Task description —
Transcribe each line of the records below exactly, excluding any embedded images.

○ ○ ○ ○ ○

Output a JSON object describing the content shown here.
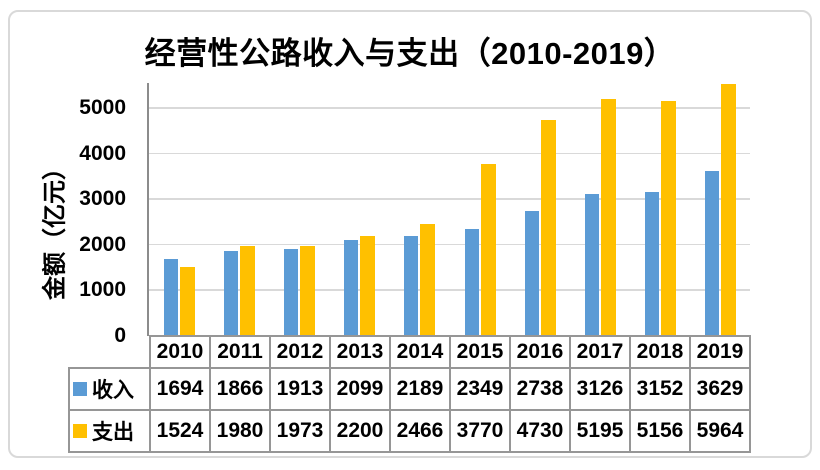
{
  "chart_data": {
    "type": "bar",
    "title": "经营性公路收入与支出（2010-2019）",
    "ylabel": "金额（亿元）",
    "xlabel": "",
    "categories": [
      "2010",
      "2011",
      "2012",
      "2013",
      "2014",
      "2015",
      "2016",
      "2017",
      "2018",
      "2019"
    ],
    "series": [
      {
        "name": "收入",
        "color": "#5B9BD5",
        "values": [
          1694,
          1866,
          1913,
          2099,
          2189,
          2349,
          2738,
          3126,
          3152,
          3629
        ]
      },
      {
        "name": "支出",
        "color": "#FFC000",
        "values": [
          1524,
          1980,
          1973,
          2200,
          2466,
          3770,
          4730,
          5195,
          5156,
          5964
        ]
      }
    ],
    "ytick_labels": [
      "0",
      "1000",
      "2000",
      "3000",
      "4000",
      "5000"
    ],
    "ytick_interval": 1000,
    "ylim": [
      0,
      5530
    ],
    "grid": true,
    "legend_position": "data-table-row-labels",
    "data_table_shown": true
  },
  "colors": {
    "income_bar": "#5B9BD5",
    "expense_bar": "#FFC000",
    "gridline": "#D9D9D9",
    "axis_line": "#8C8C8C",
    "table_border": "#969696",
    "card_border": "#D9D9D9",
    "text": "#000000",
    "background": "#FFFFFF"
  }
}
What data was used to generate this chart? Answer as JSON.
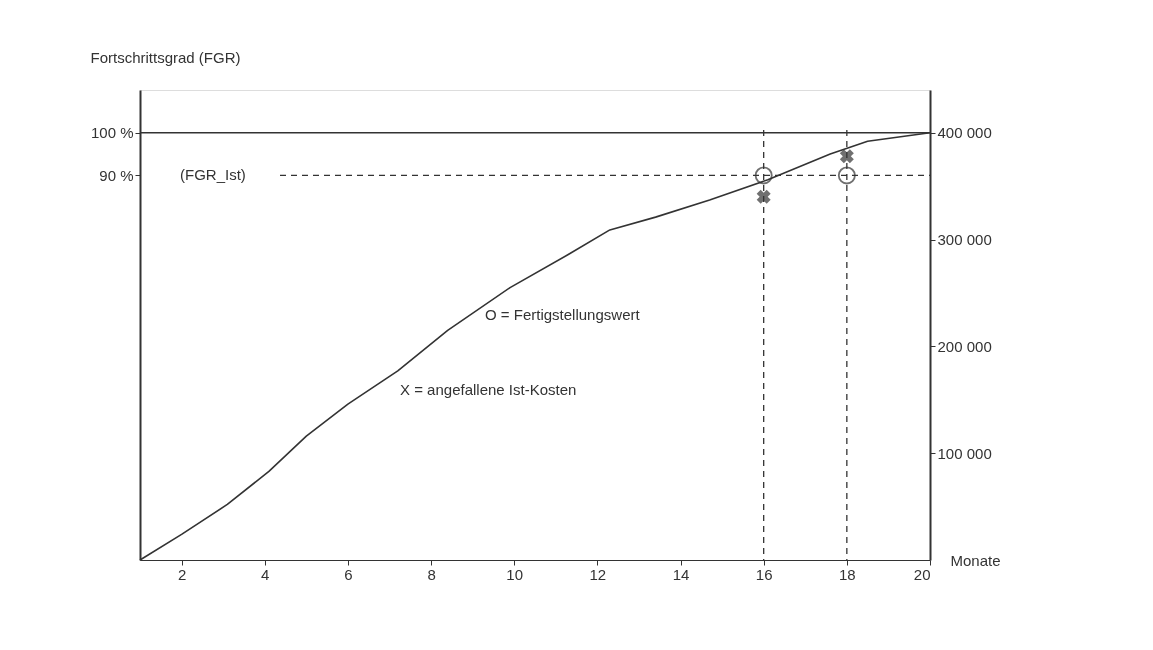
{
  "chart_data": {
    "type": "line",
    "xlabel": "Monate",
    "ylabel": "Fortschrittsgrad (FGR)",
    "xlim": [
      1,
      20
    ],
    "xticks": [
      2,
      4,
      6,
      8,
      10,
      12,
      14,
      16,
      18,
      20
    ],
    "ylim": [
      0,
      110
    ],
    "yticks": [
      {
        "value": 90,
        "label": "90 %"
      },
      {
        "value": 100,
        "label": "100 %"
      }
    ],
    "y2lim": [
      0,
      440000
    ],
    "y2ticks": [
      {
        "value": 100000,
        "label": "100 000"
      },
      {
        "value": 200000,
        "label": "200 000"
      },
      {
        "value": 300000,
        "label": "300 000"
      },
      {
        "value": 400000,
        "label": "400 000"
      }
    ],
    "grid": false,
    "series": [
      {
        "axis": "y2",
        "color": "#333333",
        "marker": "none",
        "line_style": "solid",
        "x": [
          1,
          2,
          3.1,
          4.1,
          5,
          6,
          7.2,
          8.4,
          9.9,
          11.3,
          12.3,
          13.4,
          14.7,
          16.1,
          17.6,
          18.5,
          20
        ],
        "values": [
          0,
          24000,
          52000,
          83000,
          116000,
          146000,
          177000,
          215000,
          255000,
          286000,
          309000,
          321000,
          337000,
          356000,
          380000,
          392000,
          400000
        ]
      },
      {
        "type": "scatter",
        "color": "#333333",
        "marker": "circle",
        "x": [
          16,
          18
        ],
        "values": [
          90,
          90
        ]
      },
      {
        "type": "scatter",
        "axis": "y2",
        "color": "#333333",
        "marker": "cross",
        "x": [
          16,
          18
        ],
        "values": [
          340000,
          378000
        ]
      }
    ],
    "ref_lines": [
      {
        "axis": "y",
        "value": 100,
        "line_style": "solid"
      },
      {
        "axis": "y",
        "value": 90,
        "label": "(FGR_Ist)",
        "line_style": "dashed"
      },
      {
        "axis": "x",
        "value": 16,
        "line_style": "dashed"
      },
      {
        "axis": "x",
        "value": 18,
        "line_style": "dashed"
      }
    ],
    "annotations": [
      "O = Fertigstellungswert",
      "X = angefallene Ist-Kosten"
    ]
  }
}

○ ○ ○ ○ ○

The response —
Output a JSON object describing the content shown here.
{
  "chart_data": {
    "type": "bar",
    "title": "经营性公路收入与支出（2010-2019）",
    "ylabel": "金额（亿元）",
    "xlabel": "",
    "categories": [
      "2010",
      "2011",
      "2012",
      "2013",
      "2014",
      "2015",
      "2016",
      "2017",
      "2018",
      "2019"
    ],
    "series": [
      {
        "name": "收入",
        "color": "#5B9BD5",
        "values": [
          1694,
          1866,
          1913,
          2099,
          2189,
          2349,
          2738,
          3126,
          3152,
          3629
        ]
      },
      {
        "name": "支出",
        "color": "#FFC000",
        "values": [
          1524,
          1980,
          1973,
          2200,
          2466,
          3770,
          4730,
          5195,
          5156,
          5964
        ]
      }
    ],
    "ytick_labels": [
      "0",
      "1000",
      "2000",
      "3000",
      "4000",
      "5000"
    ],
    "ytick_interval": 1000,
    "ylim": [
      0,
      5530
    ],
    "grid": true,
    "legend_position": "data-table-row-labels",
    "data_table_shown": true
  },
  "colors": {
    "income_bar": "#5B9BD5",
    "expense_bar": "#FFC000",
    "gridline": "#D9D9D9",
    "axis_line": "#8C8C8C",
    "table_border": "#969696",
    "card_border": "#D9D9D9",
    "text": "#000000",
    "background": "#FFFFFF"
  }
}
What data was used to generate this chart? Answer as JSON.
{
  "chart_data": {
    "type": "line",
    "xlabel": "Monate",
    "ylabel": "Fortschrittsgrad (FGR)",
    "xlim": [
      1,
      20
    ],
    "xticks": [
      2,
      4,
      6,
      8,
      10,
      12,
      14,
      16,
      18,
      20
    ],
    "ylim": [
      0,
      110
    ],
    "yticks": [
      {
        "value": 90,
        "label": "90 %"
      },
      {
        "value": 100,
        "label": "100 %"
      }
    ],
    "y2lim": [
      0,
      440000
    ],
    "y2ticks": [
      {
        "value": 100000,
        "label": "100 000"
      },
      {
        "value": 200000,
        "label": "200 000"
      },
      {
        "value": 300000,
        "label": "300 000"
      },
      {
        "value": 400000,
        "label": "400 000"
      }
    ],
    "grid": false,
    "series": [
      {
        "axis": "y2",
        "color": "#333333",
        "marker": "none",
        "line_style": "solid",
        "x": [
          1,
          2,
          3.1,
          4.1,
          5,
          6,
          7.2,
          8.4,
          9.9,
          11.3,
          12.3,
          13.4,
          14.7,
          16.1,
          17.6,
          18.5,
          20
        ],
        "values": [
          0,
          24000,
          52000,
          83000,
          116000,
          146000,
          177000,
          215000,
          255000,
          286000,
          309000,
          321000,
          337000,
          356000,
          380000,
          392000,
          400000
        ]
      },
      {
        "type": "scatter",
        "color": "#333333",
        "marker": "circle",
        "x": [
          16,
          18
        ],
        "values": [
          90,
          90
        ]
      },
      {
        "type": "scatter",
        "axis": "y2",
        "color": "#333333",
        "marker": "cross",
        "x": [
          16,
          18
        ],
        "values": [
          340000,
          378000
        ]
      }
    ],
    "ref_lines": [
      {
        "axis": "y",
        "value": 100,
        "line_style": "solid"
      },
      {
        "axis": "y",
        "value": 90,
        "label": "(FGR_Ist)",
        "line_style": "dashed"
      },
      {
        "axis": "x",
        "value": 16,
        "line_style": "dashed"
      },
      {
        "axis": "x",
        "value": 18,
        "line_style": "dashed"
      }
    ],
    "annotations": [
      "O = Fertigstellungswert",
      "X = angefallene Ist-Kosten"
    ]
  }
}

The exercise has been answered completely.